■ PROBLEM DESCRIPTION ■
Pull out every line from the listing that has the word "FXCM".

■ LISTING ■
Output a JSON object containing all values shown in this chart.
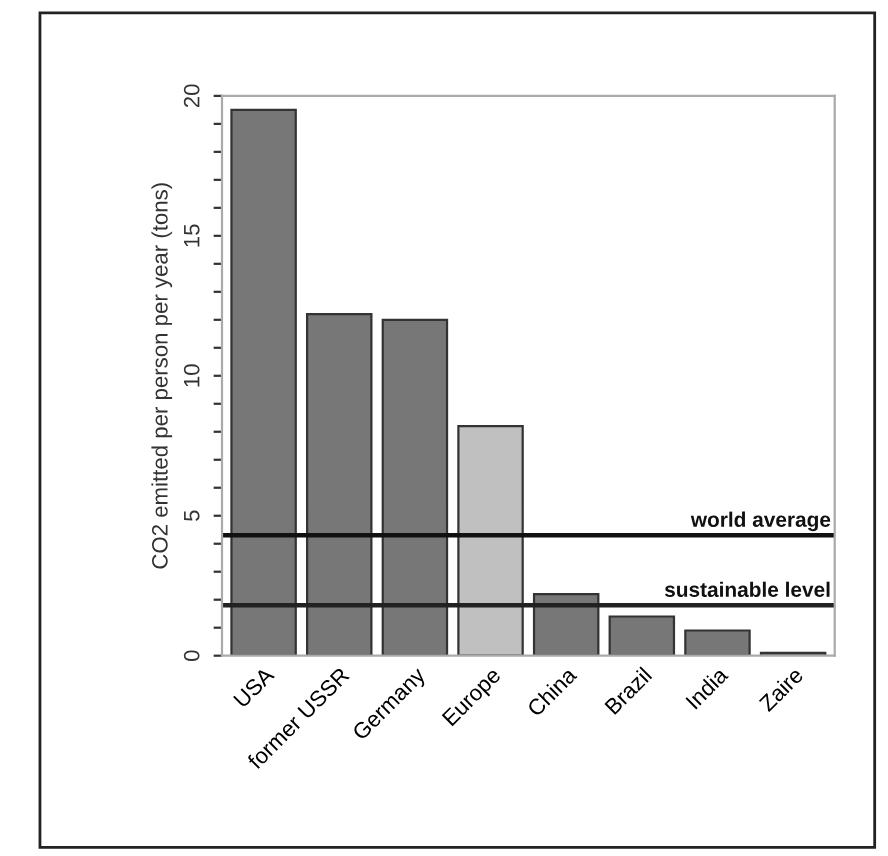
{
  "chart_data": {
    "type": "bar",
    "ylabel": "CO2 emitted per person per year (tons)",
    "categories": [
      "USA",
      "former USSR",
      "Germany",
      "Europe",
      "China",
      "Brazil",
      "India",
      "Zaire"
    ],
    "values": [
      19.5,
      12.2,
      12.0,
      8.2,
      2.2,
      1.4,
      0.9,
      0.1
    ],
    "colors": [
      "#777777",
      "#777777",
      "#777777",
      "#c0c0c0",
      "#777777",
      "#777777",
      "#777777",
      "#777777"
    ],
    "ylim": [
      0,
      20
    ],
    "yticks": [
      0,
      {
        "value": 1,
        "label": null
      },
      {
        "value": 2,
        "label": null
      },
      {
        "value": 3,
        "label": null
      },
      {
        "value": 4,
        "label": null
      },
      5,
      {
        "value": 6,
        "label": null
      },
      {
        "value": 7,
        "label": null
      },
      {
        "value": 8,
        "label": null
      },
      {
        "value": 9,
        "label": null
      },
      10,
      {
        "value": 11,
        "label": null
      },
      {
        "value": 12,
        "label": null
      },
      {
        "value": 13,
        "label": null
      },
      {
        "value": 14,
        "label": null
      },
      15,
      {
        "value": 16,
        "label": null
      },
      {
        "value": 17,
        "label": null
      },
      {
        "value": 18,
        "label": null
      },
      {
        "value": 19,
        "label": null
      },
      20
    ],
    "ref_lines": [
      {
        "axis": "y",
        "value": 4.3,
        "label": "world average",
        "color": "#111111"
      },
      {
        "axis": "y",
        "value": 1.8,
        "label": "sustainable level",
        "color": "#222222"
      }
    ],
    "grid": false
  }
}
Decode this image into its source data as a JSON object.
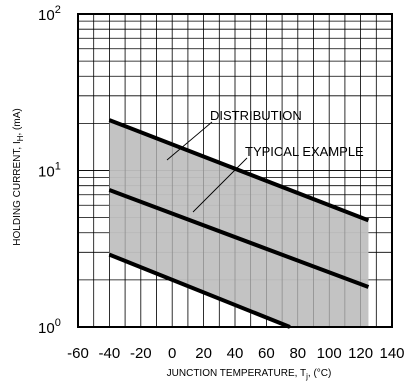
{
  "chart_data": {
    "type": "line",
    "title": "",
    "xlabel": "JUNCTION TEMPERATURE, T",
    "xlabel_sub": "j",
    "xlabel_unit": ", (°C)",
    "ylabel": "HOLDING CURRENT, I",
    "ylabel_sub": "H",
    "ylabel_unit": ", (mA)",
    "x_ticks": [
      -60,
      -40,
      -20,
      0,
      20,
      40,
      60,
      80,
      100,
      120,
      140
    ],
    "xlim": [
      -60,
      140
    ],
    "yscale": "log",
    "ylim": [
      1,
      100
    ],
    "y_ticks": [
      {
        "base": "10",
        "exp": "0"
      },
      {
        "base": "10",
        "exp": "1"
      },
      {
        "base": "10",
        "exp": "2"
      }
    ],
    "grid": true,
    "series": [
      {
        "role": "upper",
        "x": [
          -40,
          125
        ],
        "y": [
          21,
          4.8
        ]
      },
      {
        "role": "typical",
        "x": [
          -40,
          125
        ],
        "y": [
          7.5,
          1.8
        ]
      },
      {
        "role": "lower",
        "x": [
          -40,
          75
        ],
        "y": [
          2.9,
          1.0
        ]
      }
    ],
    "shaded_region": {
      "x": [
        -40,
        125
      ],
      "label": "DISTRIBUTION",
      "color": "#c0c0c0"
    },
    "annotations": [
      {
        "text": "DISTRIBUTION",
        "x": 40,
        "y": 19
      },
      {
        "text": "TYPICAL EXAMPLE",
        "x": 50,
        "y": 13
      }
    ]
  }
}
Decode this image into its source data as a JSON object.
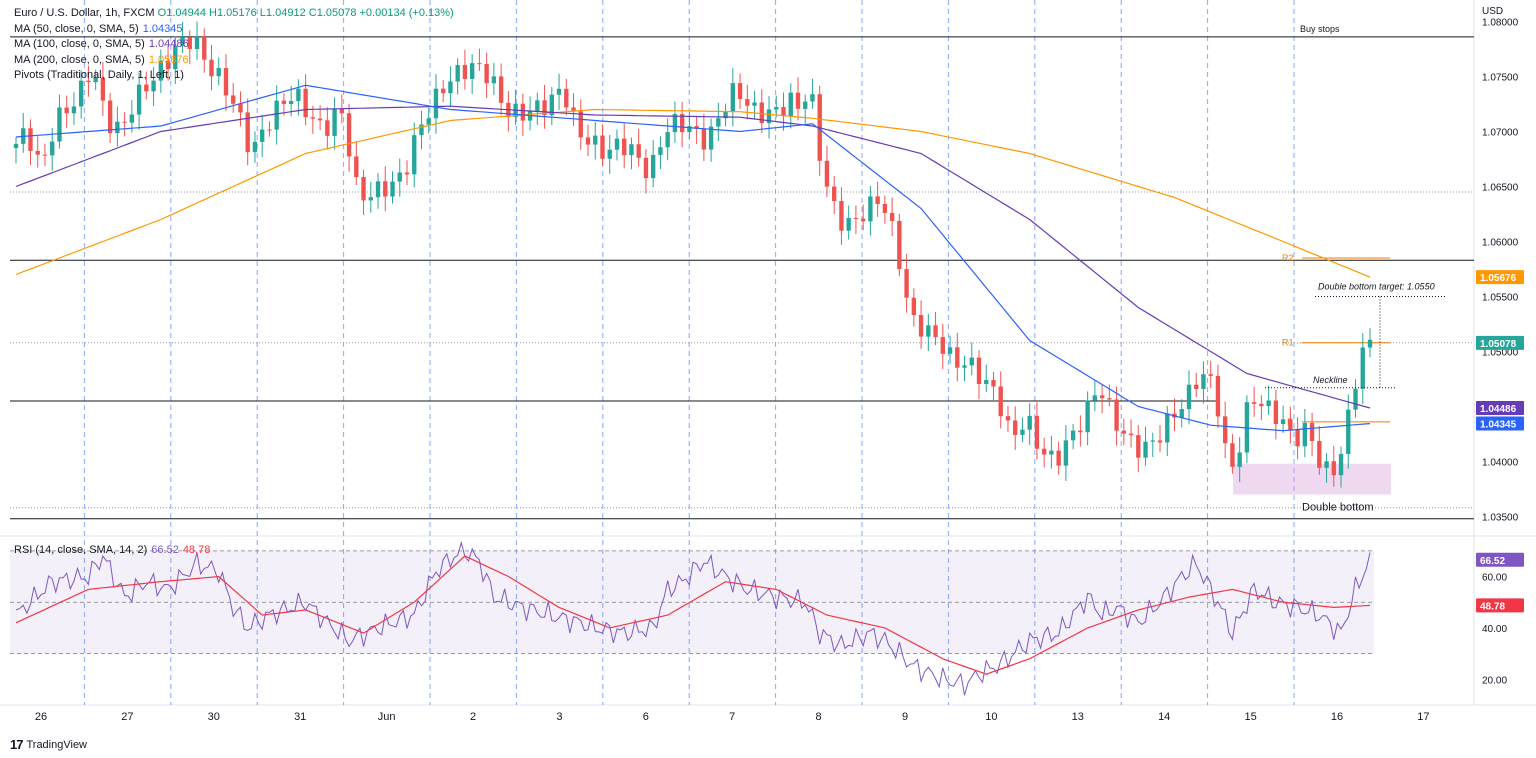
{
  "legend": {
    "symbol_line": "Euro / U.S. Dollar, 1h, FXCM",
    "ohlc": "O1.04944 H1.05176 L1.04912 C1.05078 +0.00134 (+0.13%)",
    "ma50_label": "MA (50, close, 0, SMA, 5)",
    "ma50_value": "1.04345",
    "ma100_label": "MA (100, close, 0, SMA, 5)",
    "ma100_value": "1.04486",
    "ma200_label": "MA (200, close, 0, SMA, 5)",
    "ma200_value": "1.05676",
    "pivots_label": "Pivots (Traditional, Daily, 1, Left, 1)"
  },
  "rsi_legend": {
    "label": "RSI (14, close, SMA, 14, 2)",
    "rsi_value": "66.52",
    "ma_value": "48.78"
  },
  "currency": "USD",
  "brand": {
    "logo": "17",
    "name": "TradingView"
  },
  "colors": {
    "up": "#26a69a",
    "down": "#ef5350",
    "ma50": "#2962ff",
    "ma100": "#673ab7",
    "ma200": "#ff9800",
    "rsi": "#7e57c2",
    "rsi_ma": "#f23645",
    "pivot": "#f57c00"
  },
  "chart_data": [
    {
      "type": "line",
      "title": "Euro / U.S. Dollar, 1h, FXCM",
      "ylim": [
        1.0335,
        1.0815
      ],
      "y_ticks": [
        "1.08000",
        "1.07500",
        "1.07000",
        "1.06500",
        "1.06000",
        "1.05500",
        "1.05000",
        "1.04500",
        "1.04000",
        "1.03500"
      ],
      "y_tick_values": [
        1.08,
        1.075,
        1.07,
        1.065,
        1.06,
        1.055,
        1.05,
        1.045,
        1.04,
        1.035
      ],
      "x_ticks": [
        "26",
        "27",
        "30",
        "31",
        "Jun",
        "2",
        "3",
        "6",
        "7",
        "8",
        "9",
        "10",
        "13",
        "14",
        "15",
        "16",
        "17"
      ],
      "price_path": [
        [
          0,
          1.0685
        ],
        [
          2,
          1.07
        ],
        [
          4,
          1.0665
        ],
        [
          6,
          1.071
        ],
        [
          9,
          1.073
        ],
        [
          11,
          1.076
        ],
        [
          13,
          1.071
        ],
        [
          15,
          1.07
        ],
        [
          17,
          1.073
        ],
        [
          19,
          1.0745
        ],
        [
          21,
          1.076
        ],
        [
          23,
          1.078
        ],
        [
          25,
          1.0785
        ],
        [
          27,
          1.076
        ],
        [
          29,
          1.0745
        ],
        [
          31,
          1.072
        ],
        [
          33,
          1.068
        ],
        [
          35,
          1.0705
        ],
        [
          37,
          1.0725
        ],
        [
          39,
          1.0735
        ],
        [
          41,
          1.0715
        ],
        [
          43,
          1.07
        ],
        [
          45,
          1.072
        ],
        [
          46,
          1.071
        ],
        [
          47,
          1.066
        ],
        [
          48,
          1.064
        ],
        [
          50,
          1.0645
        ],
        [
          52,
          1.065
        ],
        [
          54,
          1.066
        ],
        [
          56,
          1.07
        ],
        [
          58,
          1.0725
        ],
        [
          60,
          1.0745
        ],
        [
          62,
          1.0755
        ],
        [
          64,
          1.076
        ],
        [
          66,
          1.075
        ],
        [
          68,
          1.072
        ],
        [
          70,
          1.0715
        ],
        [
          72,
          1.072
        ],
        [
          74,
          1.0725
        ],
        [
          76,
          1.074
        ],
        [
          78,
          1.07
        ],
        [
          80,
          1.069
        ],
        [
          82,
          1.068
        ],
        [
          84,
          1.069
        ],
        [
          86,
          1.068
        ],
        [
          88,
          1.066
        ],
        [
          90,
          1.07
        ],
        [
          92,
          1.071
        ],
        [
          94,
          1.07
        ],
        [
          96,
          1.069
        ],
        [
          98,
          1.072
        ],
        [
          100,
          1.074
        ],
        [
          102,
          1.072
        ],
        [
          104,
          1.0715
        ],
        [
          106,
          1.072
        ],
        [
          108,
          1.073
        ],
        [
          109,
          1.0715
        ],
        [
          110,
          1.075
        ],
        [
          111,
          1.07
        ],
        [
          112,
          1.066
        ],
        [
          114,
          1.062
        ],
        [
          116,
          1.0615
        ],
        [
          118,
          1.063
        ],
        [
          120,
          1.064
        ],
        [
          122,
          1.06
        ],
        [
          124,
          1.053
        ],
        [
          126,
          1.052
        ],
        [
          128,
          1.051
        ],
        [
          130,
          1.049
        ],
        [
          132,
          1.049
        ],
        [
          134,
          1.0475
        ],
        [
          136,
          1.046
        ],
        [
          138,
          1.042
        ],
        [
          140,
          1.044
        ],
        [
          142,
          1.041
        ],
        [
          144,
          1.04
        ],
        [
          146,
          1.042
        ],
        [
          148,
          1.044
        ],
        [
          150,
          1.047
        ],
        [
          152,
          1.044
        ],
        [
          154,
          1.042
        ],
        [
          156,
          1.041
        ],
        [
          158,
          1.042
        ],
        [
          160,
          1.044
        ],
        [
          162,
          1.0455
        ],
        [
          164,
          1.048
        ],
        [
          166,
          1.047
        ],
        [
          167,
          1.043
        ],
        [
          168,
          1.039
        ],
        [
          169,
          1.04
        ],
        [
          171,
          1.046
        ],
        [
          173,
          1.045
        ],
        [
          175,
          1.044
        ],
        [
          177,
          1.042
        ],
        [
          179,
          1.043
        ],
        [
          181,
          1.039
        ],
        [
          183,
          1.0395
        ],
        [
          184,
          1.042
        ],
        [
          185,
          1.046
        ],
        [
          186,
          1.049
        ],
        [
          187,
          1.0508
        ]
      ],
      "ma50": [
        [
          0,
          1.0695
        ],
        [
          20,
          1.0705
        ],
        [
          40,
          1.0742
        ],
        [
          60,
          1.072
        ],
        [
          80,
          1.071
        ],
        [
          100,
          1.07
        ],
        [
          110,
          1.0707
        ],
        [
          125,
          1.063
        ],
        [
          140,
          1.051
        ],
        [
          155,
          1.045
        ],
        [
          165,
          1.0433
        ],
        [
          175,
          1.0428
        ],
        [
          187,
          1.04345
        ]
      ],
      "ma100": [
        [
          0,
          1.065
        ],
        [
          20,
          1.07
        ],
        [
          40,
          1.072
        ],
        [
          60,
          1.0723
        ],
        [
          80,
          1.0715
        ],
        [
          100,
          1.0713
        ],
        [
          110,
          1.0705
        ],
        [
          125,
          1.068
        ],
        [
          140,
          1.062
        ],
        [
          155,
          1.054
        ],
        [
          170,
          1.048
        ],
        [
          187,
          1.04486
        ]
      ],
      "ma200": [
        [
          0,
          1.057
        ],
        [
          20,
          1.062
        ],
        [
          40,
          1.068
        ],
        [
          60,
          1.071
        ],
        [
          80,
          1.072
        ],
        [
          100,
          1.0718
        ],
        [
          110,
          1.0712
        ],
        [
          125,
          1.07
        ],
        [
          140,
          1.068
        ],
        [
          160,
          1.064
        ],
        [
          175,
          1.06
        ],
        [
          187,
          1.05676
        ]
      ],
      "levels": [
        {
          "label": "Buy stops",
          "value": 1.0786
        },
        {
          "label": "",
          "value": 1.0583
        },
        {
          "label": "",
          "value": 1.0455
        },
        {
          "label": "",
          "value": 1.0348
        }
      ],
      "pivots": [
        {
          "label": "R2",
          "value": 1.0585
        },
        {
          "label": "R1",
          "value": 1.0508
        },
        {
          "label": "P",
          "value": 1.0436
        }
      ],
      "annotations": {
        "neckline": "Neckline",
        "neckline_value": 1.0467,
        "double_bottom": "Double bottom",
        "double_bottom_zone": [
          1.037,
          1.0398
        ],
        "target": "Double bottom target: 1.0550",
        "target_value": 1.055
      },
      "price_labels": [
        {
          "text": "1.05676",
          "value": 1.05676,
          "color": "#ff9800"
        },
        {
          "text": "1.05078",
          "value": 1.05078,
          "color": "#26a69a"
        },
        {
          "text": "1.04486",
          "value": 1.04486,
          "color": "#673ab7"
        },
        {
          "text": "1.04345",
          "value": 1.04345,
          "color": "#2962ff"
        }
      ]
    },
    {
      "type": "line",
      "title": "RSI (14, close, SMA, 14, 2)",
      "ylim": [
        10,
        75
      ],
      "y_ticks": [
        "60.00",
        "40.00",
        "20.00"
      ],
      "y_tick_values": [
        60,
        40,
        20
      ],
      "bands": [
        70,
        50,
        30
      ],
      "rsi": [
        [
          0,
          45
        ],
        [
          5,
          58
        ],
        [
          10,
          60
        ],
        [
          12,
          68
        ],
        [
          15,
          52
        ],
        [
          18,
          58
        ],
        [
          21,
          55
        ],
        [
          25,
          65
        ],
        [
          28,
          62
        ],
        [
          30,
          48
        ],
        [
          32,
          40
        ],
        [
          35,
          45
        ],
        [
          40,
          50
        ],
        [
          43,
          42
        ],
        [
          46,
          35
        ],
        [
          50,
          40
        ],
        [
          55,
          45
        ],
        [
          58,
          62
        ],
        [
          60,
          67
        ],
        [
          62,
          70
        ],
        [
          64,
          66
        ],
        [
          66,
          52
        ],
        [
          70,
          48
        ],
        [
          75,
          44
        ],
        [
          78,
          42
        ],
        [
          80,
          40
        ],
        [
          84,
          38
        ],
        [
          88,
          40
        ],
        [
          90,
          55
        ],
        [
          92,
          58
        ],
        [
          95,
          66
        ],
        [
          98,
          60
        ],
        [
          101,
          55
        ],
        [
          105,
          52
        ],
        [
          109,
          50
        ],
        [
          111,
          38
        ],
        [
          114,
          33
        ],
        [
          118,
          38
        ],
        [
          120,
          35
        ],
        [
          124,
          25
        ],
        [
          128,
          20
        ],
        [
          131,
          18
        ],
        [
          133,
          22
        ],
        [
          136,
          26
        ],
        [
          140,
          35
        ],
        [
          144,
          38
        ],
        [
          148,
          52
        ],
        [
          150,
          45
        ],
        [
          152,
          48
        ],
        [
          155,
          42
        ],
        [
          158,
          50
        ],
        [
          161,
          60
        ],
        [
          163,
          65
        ],
        [
          166,
          50
        ],
        [
          168,
          38
        ],
        [
          171,
          55
        ],
        [
          174,
          50
        ],
        [
          177,
          48
        ],
        [
          180,
          45
        ],
        [
          183,
          38
        ],
        [
          185,
          55
        ],
        [
          187,
          66.52
        ]
      ],
      "rsi_ma": [
        [
          0,
          42
        ],
        [
          10,
          55
        ],
        [
          20,
          58
        ],
        [
          28,
          60
        ],
        [
          34,
          45
        ],
        [
          40,
          47
        ],
        [
          48,
          38
        ],
        [
          55,
          50
        ],
        [
          62,
          68
        ],
        [
          68,
          60
        ],
        [
          75,
          48
        ],
        [
          82,
          40
        ],
        [
          90,
          45
        ],
        [
          98,
          58
        ],
        [
          105,
          55
        ],
        [
          112,
          45
        ],
        [
          120,
          40
        ],
        [
          128,
          28
        ],
        [
          134,
          22
        ],
        [
          140,
          28
        ],
        [
          148,
          40
        ],
        [
          155,
          47
        ],
        [
          162,
          52
        ],
        [
          168,
          55
        ],
        [
          175,
          50
        ],
        [
          182,
          48
        ],
        [
          187,
          48.78
        ]
      ],
      "price_labels": [
        {
          "text": "66.52",
          "value": 66.52,
          "color": "#7e57c2"
        },
        {
          "text": "48.78",
          "value": 48.78,
          "color": "#f23645"
        }
      ]
    }
  ]
}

■ RESULT OF THIS EXERCISE ■
    "symbol_line": "Euro / U.S. Dollar, 1h, FXCM",
      "title": "Euro / U.S. Dollar, 1h, FXCM",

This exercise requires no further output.